• [DATASET CONTENT]
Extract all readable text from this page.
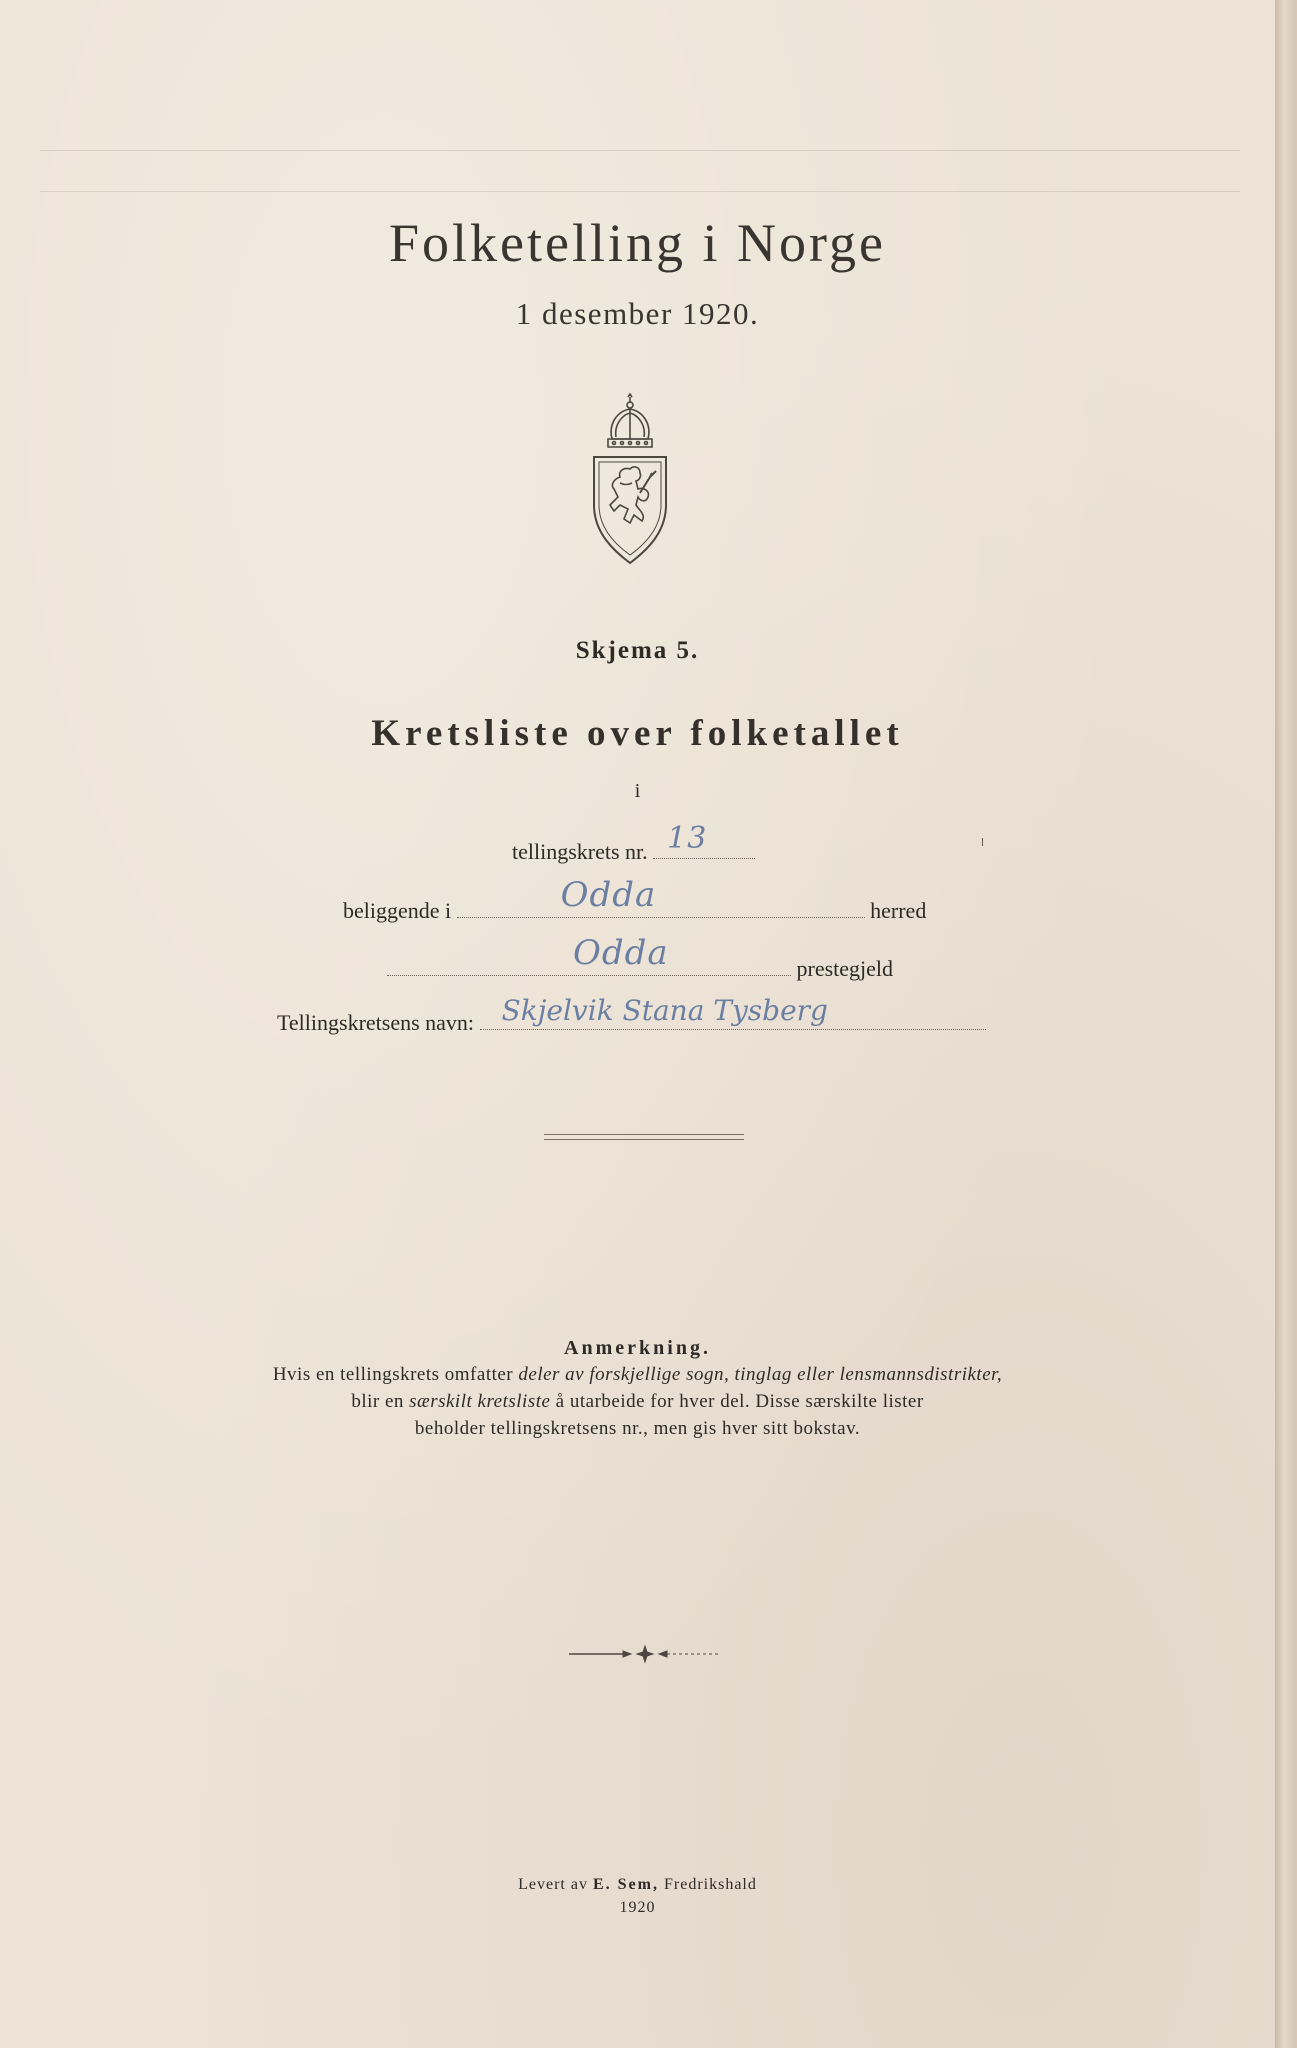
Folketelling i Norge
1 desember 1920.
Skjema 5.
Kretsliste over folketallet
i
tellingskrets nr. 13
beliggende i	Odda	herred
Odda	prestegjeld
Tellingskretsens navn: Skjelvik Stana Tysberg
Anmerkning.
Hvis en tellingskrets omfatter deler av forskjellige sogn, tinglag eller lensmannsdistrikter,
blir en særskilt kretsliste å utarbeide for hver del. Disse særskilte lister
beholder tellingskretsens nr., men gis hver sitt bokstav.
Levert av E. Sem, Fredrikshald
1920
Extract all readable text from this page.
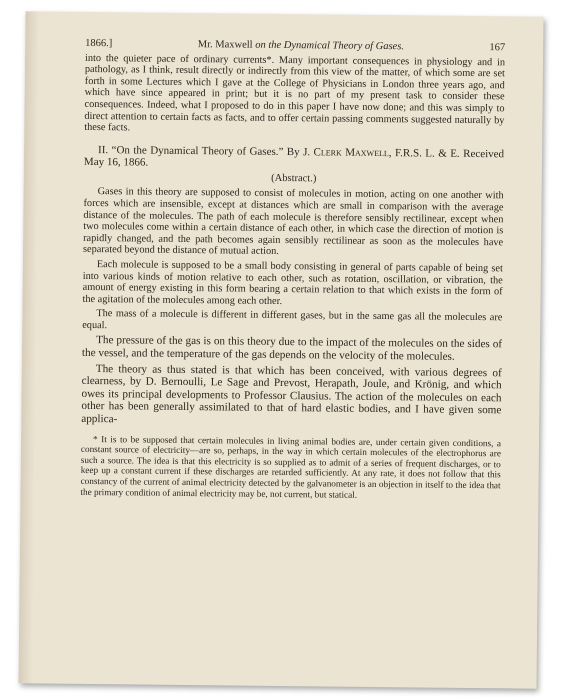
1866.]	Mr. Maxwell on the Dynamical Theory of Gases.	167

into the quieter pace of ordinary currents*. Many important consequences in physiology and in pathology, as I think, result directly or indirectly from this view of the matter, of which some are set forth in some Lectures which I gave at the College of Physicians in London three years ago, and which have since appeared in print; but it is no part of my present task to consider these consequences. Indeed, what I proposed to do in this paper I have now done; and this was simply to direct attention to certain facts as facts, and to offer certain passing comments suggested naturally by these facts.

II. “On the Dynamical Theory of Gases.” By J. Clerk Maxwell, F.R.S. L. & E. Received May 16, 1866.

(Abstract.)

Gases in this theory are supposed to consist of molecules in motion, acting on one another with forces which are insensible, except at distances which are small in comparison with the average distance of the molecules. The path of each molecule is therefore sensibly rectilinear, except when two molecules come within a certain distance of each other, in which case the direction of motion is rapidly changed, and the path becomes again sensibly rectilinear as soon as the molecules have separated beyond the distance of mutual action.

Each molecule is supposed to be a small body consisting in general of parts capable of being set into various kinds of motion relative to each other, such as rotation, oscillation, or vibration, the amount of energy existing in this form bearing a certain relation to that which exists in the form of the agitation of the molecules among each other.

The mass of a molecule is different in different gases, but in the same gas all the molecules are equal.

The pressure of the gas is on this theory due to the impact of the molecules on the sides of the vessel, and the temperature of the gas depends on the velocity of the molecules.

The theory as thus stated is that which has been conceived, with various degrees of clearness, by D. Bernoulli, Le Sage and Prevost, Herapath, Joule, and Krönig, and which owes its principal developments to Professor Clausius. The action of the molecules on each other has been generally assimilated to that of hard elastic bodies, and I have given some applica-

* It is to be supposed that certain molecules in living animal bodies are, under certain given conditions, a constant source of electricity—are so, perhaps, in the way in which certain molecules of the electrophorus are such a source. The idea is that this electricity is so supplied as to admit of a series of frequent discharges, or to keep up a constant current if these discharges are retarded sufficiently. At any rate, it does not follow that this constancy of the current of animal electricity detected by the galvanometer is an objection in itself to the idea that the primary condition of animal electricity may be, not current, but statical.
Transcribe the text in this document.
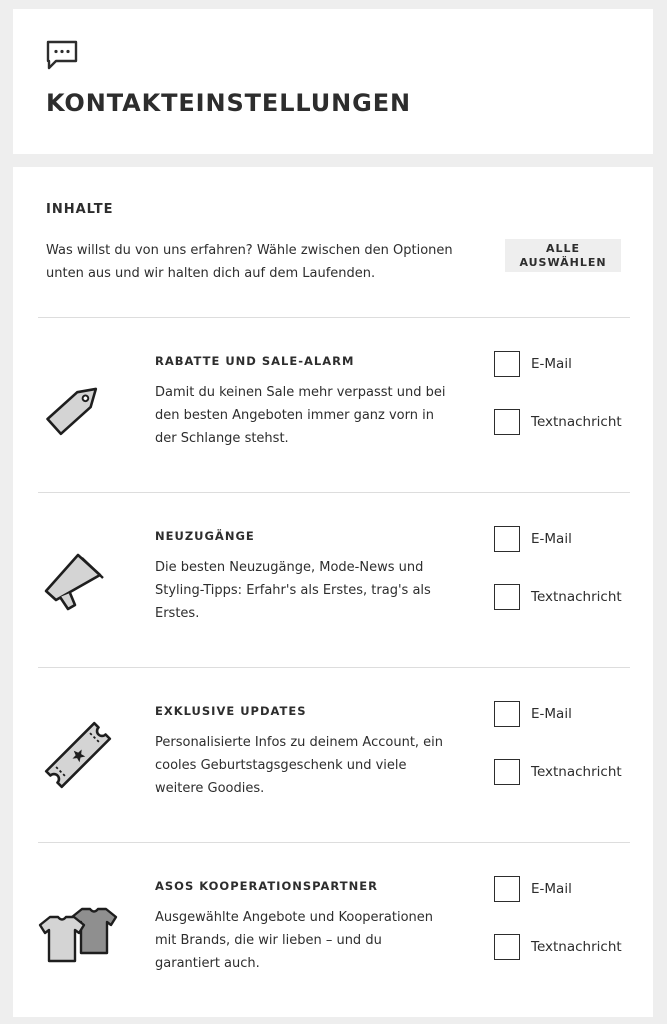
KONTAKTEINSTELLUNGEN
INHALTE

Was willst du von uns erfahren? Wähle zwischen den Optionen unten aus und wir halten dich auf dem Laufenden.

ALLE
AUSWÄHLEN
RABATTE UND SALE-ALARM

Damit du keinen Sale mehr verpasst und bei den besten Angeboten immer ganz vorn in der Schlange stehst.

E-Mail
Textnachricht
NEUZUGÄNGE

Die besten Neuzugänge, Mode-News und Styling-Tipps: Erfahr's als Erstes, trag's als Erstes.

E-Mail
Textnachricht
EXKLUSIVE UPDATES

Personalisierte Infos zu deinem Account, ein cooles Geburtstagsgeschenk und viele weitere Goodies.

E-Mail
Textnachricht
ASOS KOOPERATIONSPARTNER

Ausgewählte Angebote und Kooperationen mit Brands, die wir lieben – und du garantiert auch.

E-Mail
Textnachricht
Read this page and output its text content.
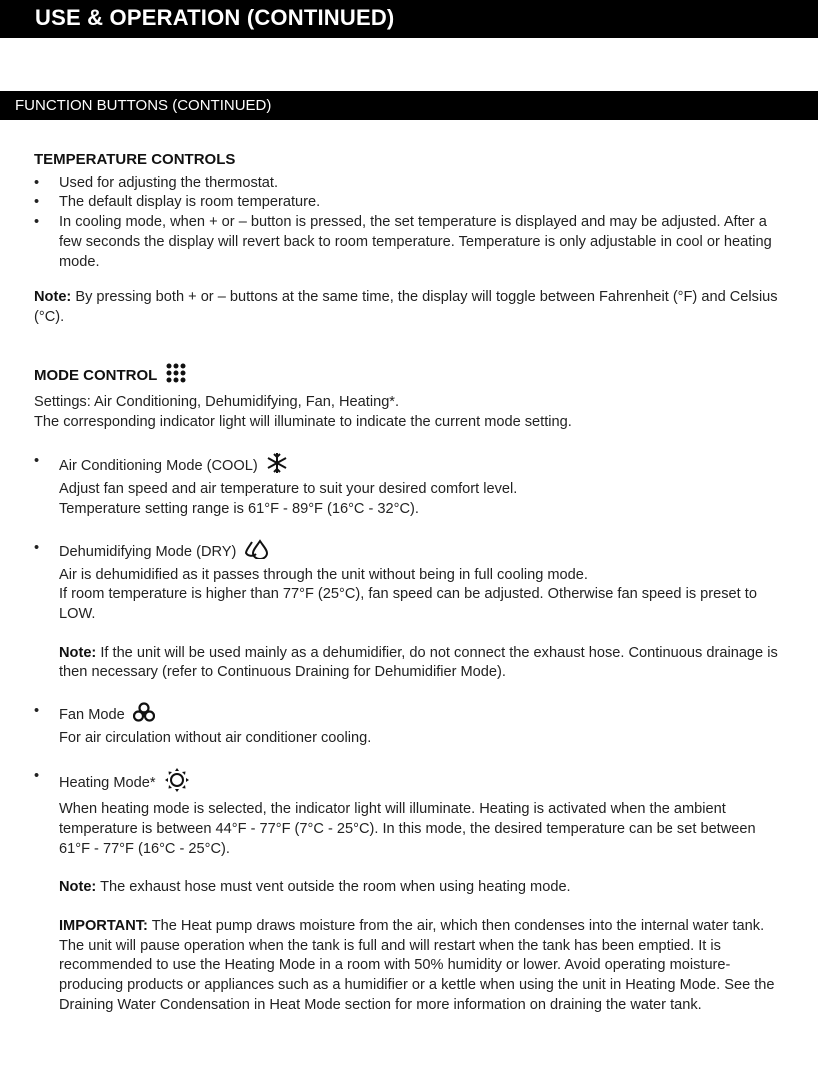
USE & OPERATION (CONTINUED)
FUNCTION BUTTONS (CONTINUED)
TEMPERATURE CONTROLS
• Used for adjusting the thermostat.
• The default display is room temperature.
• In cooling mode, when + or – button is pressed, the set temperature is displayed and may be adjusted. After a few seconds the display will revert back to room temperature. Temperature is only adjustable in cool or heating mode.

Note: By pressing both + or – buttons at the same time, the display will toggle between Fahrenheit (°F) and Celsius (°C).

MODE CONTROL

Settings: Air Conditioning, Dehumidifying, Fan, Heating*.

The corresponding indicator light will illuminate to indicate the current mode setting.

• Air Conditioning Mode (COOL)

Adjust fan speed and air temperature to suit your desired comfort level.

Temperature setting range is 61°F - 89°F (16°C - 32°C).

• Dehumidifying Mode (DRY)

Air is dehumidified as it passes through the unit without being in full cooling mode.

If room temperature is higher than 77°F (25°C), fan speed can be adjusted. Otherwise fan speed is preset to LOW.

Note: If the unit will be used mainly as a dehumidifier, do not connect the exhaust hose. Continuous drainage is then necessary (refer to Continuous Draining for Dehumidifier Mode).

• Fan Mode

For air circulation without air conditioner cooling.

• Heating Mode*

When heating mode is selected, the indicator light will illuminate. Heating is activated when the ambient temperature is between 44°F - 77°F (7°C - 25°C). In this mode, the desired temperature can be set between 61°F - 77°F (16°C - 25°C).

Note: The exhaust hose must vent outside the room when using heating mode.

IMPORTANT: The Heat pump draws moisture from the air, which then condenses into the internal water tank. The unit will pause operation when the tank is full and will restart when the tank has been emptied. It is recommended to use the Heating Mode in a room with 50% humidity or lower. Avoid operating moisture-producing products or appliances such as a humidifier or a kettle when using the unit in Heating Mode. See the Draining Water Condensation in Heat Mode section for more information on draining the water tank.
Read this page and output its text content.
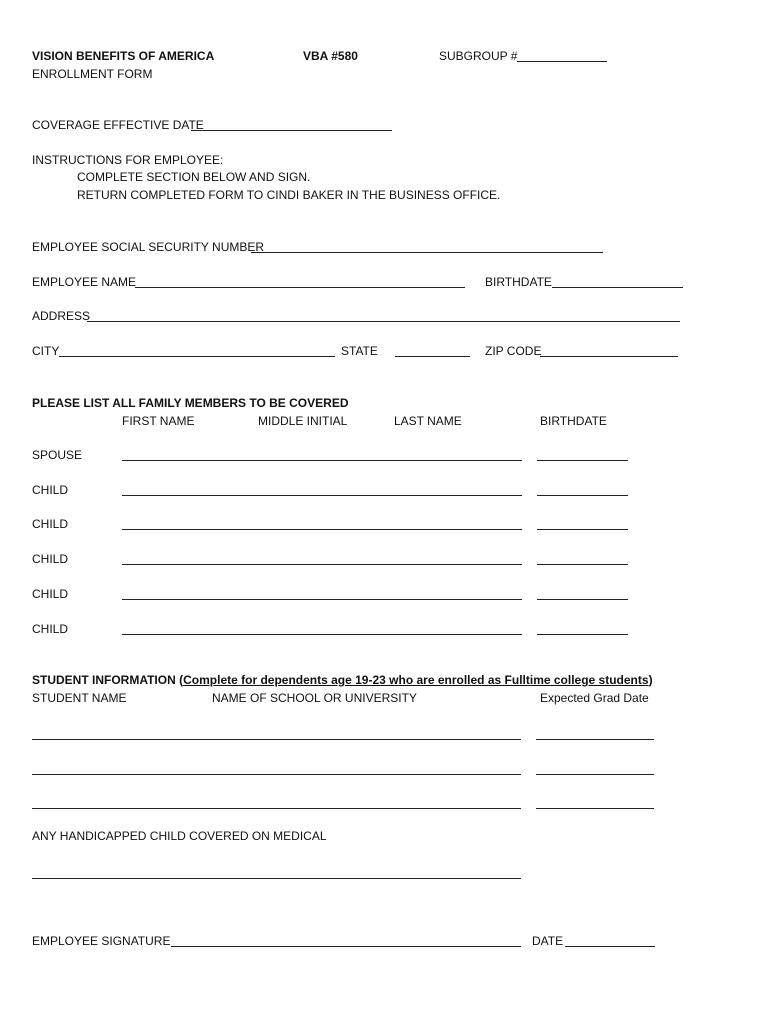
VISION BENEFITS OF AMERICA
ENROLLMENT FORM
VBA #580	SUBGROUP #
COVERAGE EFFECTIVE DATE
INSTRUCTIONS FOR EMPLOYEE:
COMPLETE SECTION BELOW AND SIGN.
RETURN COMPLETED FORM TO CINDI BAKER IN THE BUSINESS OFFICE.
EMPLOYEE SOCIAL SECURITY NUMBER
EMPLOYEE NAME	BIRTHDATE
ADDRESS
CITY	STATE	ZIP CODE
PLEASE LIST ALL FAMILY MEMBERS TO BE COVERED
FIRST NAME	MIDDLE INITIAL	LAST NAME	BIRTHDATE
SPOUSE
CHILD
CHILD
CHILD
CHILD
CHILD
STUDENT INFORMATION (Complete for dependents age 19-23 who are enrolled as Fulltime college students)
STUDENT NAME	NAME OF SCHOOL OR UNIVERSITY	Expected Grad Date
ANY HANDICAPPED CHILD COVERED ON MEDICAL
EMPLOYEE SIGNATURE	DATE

• [BRIEF] In this exercise, set down all of the data exactly, without the pictures.

• [ANSWER TO THIS PROBLEM]
Extract all readable text from this page.
Folketelling i Norge
1 desember 1920.
Skjema 5.
Kretsliste over folketallet
i
tellingskrets nr. 13
beliggende i	Odda	herred
Odda	prestegjeld
Tellingskretsens navn: Skjelvik Stana Tysberg
Anmerkning.
Hvis en tellingskrets omfatter deler av forskjellige sogn, tinglag eller lensmannsdistrikter,
blir en særskilt kretsliste å utarbeide for hver del. Disse særskilte lister
beholder tellingskretsens nr., men gis hver sitt bokstav.
Levert av E. Sem, Fredrikshald
1920
Extract all readable text from this page.
1866.]	Mr. Maxwell on the Dynamical Theory of Gases.	167

into the quieter pace of ordinary currents*. Many important consequences in physiology and in pathology, as I think, result directly or indirectly from this view of the matter, of which some are set forth in some Lectures which I gave at the College of Physicians in London three years ago, and which have since appeared in print; but it is no part of my present task to consider these consequences. Indeed, what I proposed to do in this paper I have now done; and this was simply to direct attention to certain facts as facts, and to offer certain passing comments suggested naturally by these facts.

II. “On the Dynamical Theory of Gases.” By J. Clerk Maxwell, F.R.S. L. & E. Received May 16, 1866.

(Abstract.)

Gases in this theory are supposed to consist of molecules in motion, acting on one another with forces which are insensible, except at distances which are small in comparison with the average distance of the molecules. The path of each molecule is therefore sensibly rectilinear, except when two molecules come within a certain distance of each other, in which case the direction of motion is rapidly changed, and the path becomes again sensibly rectilinear as soon as the molecules have separated beyond the distance of mutual action.

Each molecule is supposed to be a small body consisting in general of parts capable of being set into various kinds of motion relative to each other, such as rotation, oscillation, or vibration, the amount of energy existing in this form bearing a certain relation to that which exists in the form of the agitation of the molecules among each other.

The mass of a molecule is different in different gases, but in the same gas all the molecules are equal.

The pressure of the gas is on this theory due to the impact of the molecules on the sides of the vessel, and the temperature of the gas depends on the velocity of the molecules.

The theory as thus stated is that which has been conceived, with various degrees of clearness, by D. Bernoulli, Le Sage and Prevost, Herapath, Joule, and Krönig, and which owes its principal developments to Professor Clausius. The action of the molecules on each other has been generally assimilated to that of hard elastic bodies, and I have given some applica-

* It is to be supposed that certain molecules in living animal bodies are, under certain given conditions, a constant source of electricity—are so, perhaps, in the way in which certain molecules of the electrophorus are such a source. The idea is that this electricity is so supplied as to admit of a series of frequent discharges, or to keep up a constant current if these discharges are retarded sufficiently. At any rate, it does not follow that this constancy of the current of animal electricity detected by the galvanometer is an objection in itself to the idea that the primary condition of animal electricity may be, not current, but statical.
Transcribe the text in this document.
KONTAKTEINSTELLUNGEN
INHALTE

Was willst du von uns erfahren? Wähle zwischen den Optionen unten aus und wir halten dich auf dem Laufenden.

ALLE
AUSWÄHLEN
RABATTE UND SALE-ALARM

Damit du keinen Sale mehr verpasst und bei den besten Angeboten immer ganz vorn in der Schlange stehst.

E-Mail
Textnachricht
NEUZUGÄNGE

Die besten Neuzugänge, Mode-News und Styling-Tipps: Erfahr's als Erstes, trag's als Erstes.

E-Mail
Textnachricht
EXKLUSIVE UPDATES

Personalisierte Infos zu deinem Account, ein cooles Geburtstagsgeschenk und viele weitere Goodies.

E-Mail
Textnachricht
ASOS KOOPERATIONSPARTNER

Ausgewählte Angebote und Kooperationen mit Brands, die wir lieben – und du garantiert auch.

E-Mail
Textnachricht
Read this page and output its text content.
USE & OPERATION (CONTINUED)
FUNCTION BUTTONS (CONTINUED)
TEMPERATURE CONTROLS
• Used for adjusting the thermostat.
• The default display is room temperature.
• In cooling mode, when + or – button is pressed, the set temperature is displayed and may be adjusted. After a few seconds the display will revert back to room temperature. Temperature is only adjustable in cool or heating mode.

Note: By pressing both + or – buttons at the same time, the display will toggle between Fahrenheit (°F) and Celsius (°C).

MODE CONTROL

Settings: Air Conditioning, Dehumidifying, Fan, Heating*.

The corresponding indicator light will illuminate to indicate the current mode setting.

• Air Conditioning Mode (COOL)

Adjust fan speed and air temperature to suit your desired comfort level.

Temperature setting range is 61°F - 89°F (16°C - 32°C).

• Dehumidifying Mode (DRY)

Air is dehumidified as it passes through the unit without being in full cooling mode.

If room temperature is higher than 77°F (25°C), fan speed can be adjusted. Otherwise fan speed is preset to LOW.

Note: If the unit will be used mainly as a dehumidifier, do not connect the exhaust hose. Continuous drainage is then necessary (refer to Continuous Draining for Dehumidifier Mode).

• Fan Mode

For air circulation without air conditioner cooling.

• Heating Mode*

When heating mode is selected, the indicator light will illuminate. Heating is activated when the ambient temperature is between 44°F - 77°F (7°C - 25°C). In this mode, the desired temperature can be set between 61°F - 77°F (16°C - 25°C).

Note: The exhaust hose must vent outside the room when using heating mode.

IMPORTANT: The Heat pump draws moisture from the air, which then condenses into the internal water tank. The unit will pause operation when the tank is full and will restart when the tank has been emptied. It is recommended to use the Heating Mode in a room with 50% humidity or lower. Avoid operating moisture-producing products or appliances such as a humidifier or a kettle when using the unit in Heating Mode. See the Draining Water Condensation in Heat Mode section for more information on draining the water tank.
Read this page and output its text content.
VISION BENEFITS OF AMERICA
ENROLLMENT FORM
VBA #580	SUBGROUP #
COVERAGE EFFECTIVE DATE
INSTRUCTIONS FOR EMPLOYEE:
COMPLETE SECTION BELOW AND SIGN.
RETURN COMPLETED FORM TO CINDI BAKER IN THE BUSINESS OFFICE.
EMPLOYEE SOCIAL SECURITY NUMBER
EMPLOYEE NAME	BIRTHDATE
ADDRESS
CITY	STATE	ZIP CODE
PLEASE LIST ALL FAMILY MEMBERS TO BE COVERED
FIRST NAME	MIDDLE INITIAL	LAST NAME	BIRTHDATE
SPOUSE
CHILD
CHILD
CHILD
CHILD
CHILD
STUDENT INFORMATION (Complete for dependents age 19-23 who are enrolled as Fulltime college students)
STUDENT NAME	NAME OF SCHOOL OR UNIVERSITY	Expected Grad Date
ANY HANDICAPPED CHILD COVERED ON MEDICAL
EMPLOYEE SIGNATURE	DATE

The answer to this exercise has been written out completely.